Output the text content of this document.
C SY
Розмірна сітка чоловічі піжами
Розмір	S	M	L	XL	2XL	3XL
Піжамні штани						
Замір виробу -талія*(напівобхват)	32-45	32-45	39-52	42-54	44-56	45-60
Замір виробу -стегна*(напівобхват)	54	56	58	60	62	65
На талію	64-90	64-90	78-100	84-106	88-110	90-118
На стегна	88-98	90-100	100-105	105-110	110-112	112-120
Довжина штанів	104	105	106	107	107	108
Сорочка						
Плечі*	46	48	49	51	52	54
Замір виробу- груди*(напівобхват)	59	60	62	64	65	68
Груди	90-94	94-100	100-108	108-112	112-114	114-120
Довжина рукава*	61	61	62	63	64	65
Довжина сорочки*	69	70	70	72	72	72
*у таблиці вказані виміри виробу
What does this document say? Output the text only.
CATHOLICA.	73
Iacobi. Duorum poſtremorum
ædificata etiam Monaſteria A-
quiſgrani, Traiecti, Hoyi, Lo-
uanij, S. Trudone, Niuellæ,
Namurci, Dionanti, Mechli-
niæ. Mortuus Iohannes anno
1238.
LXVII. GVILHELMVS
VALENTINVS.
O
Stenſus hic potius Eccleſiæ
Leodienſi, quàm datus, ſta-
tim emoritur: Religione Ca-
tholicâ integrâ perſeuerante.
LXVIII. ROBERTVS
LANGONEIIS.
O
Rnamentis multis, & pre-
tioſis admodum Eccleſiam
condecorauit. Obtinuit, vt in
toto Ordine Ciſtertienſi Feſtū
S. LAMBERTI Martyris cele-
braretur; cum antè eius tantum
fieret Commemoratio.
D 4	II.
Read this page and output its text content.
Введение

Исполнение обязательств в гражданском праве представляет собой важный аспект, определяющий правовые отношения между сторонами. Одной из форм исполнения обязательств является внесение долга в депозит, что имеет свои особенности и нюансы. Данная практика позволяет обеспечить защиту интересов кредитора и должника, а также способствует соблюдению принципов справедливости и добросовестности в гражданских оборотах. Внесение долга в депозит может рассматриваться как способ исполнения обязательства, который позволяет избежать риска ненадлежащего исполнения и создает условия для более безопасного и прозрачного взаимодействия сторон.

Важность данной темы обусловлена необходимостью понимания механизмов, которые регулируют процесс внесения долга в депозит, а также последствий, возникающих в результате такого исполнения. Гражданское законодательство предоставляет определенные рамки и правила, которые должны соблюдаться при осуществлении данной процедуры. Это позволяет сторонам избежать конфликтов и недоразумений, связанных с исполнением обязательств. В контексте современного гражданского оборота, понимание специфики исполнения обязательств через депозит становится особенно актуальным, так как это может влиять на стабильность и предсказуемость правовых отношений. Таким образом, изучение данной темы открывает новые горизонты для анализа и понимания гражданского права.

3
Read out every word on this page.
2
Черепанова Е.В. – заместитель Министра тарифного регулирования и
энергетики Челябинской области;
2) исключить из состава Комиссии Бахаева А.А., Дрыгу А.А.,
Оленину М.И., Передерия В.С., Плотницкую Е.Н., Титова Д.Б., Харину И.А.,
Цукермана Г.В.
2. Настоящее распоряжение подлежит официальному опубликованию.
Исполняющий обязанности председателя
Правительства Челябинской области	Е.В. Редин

GOAL: Reproduce exactly the line that holds "Read out every word on this page.", then every line after it, ending with the final line of the records above.

EXERCISE RESPONSE:
Read out every word on this page.
2
Черепанова Е.В. – заместитель Министра тарифного регулирования и
энергетики Челябинской области;
2) исключить из состава Комиссии Бахаева А.А., Дрыгу А.А.,
Оленину М.И., Передерия В.С., Плотницкую Е.Н., Титова Д.Б., Харину И.А.,
Цукермана Г.В.
2. Настоящее распоряжение подлежит официальному опубликованию.
Исполняющий обязанности председателя
Правительства Челябинской области	Е.В. Редин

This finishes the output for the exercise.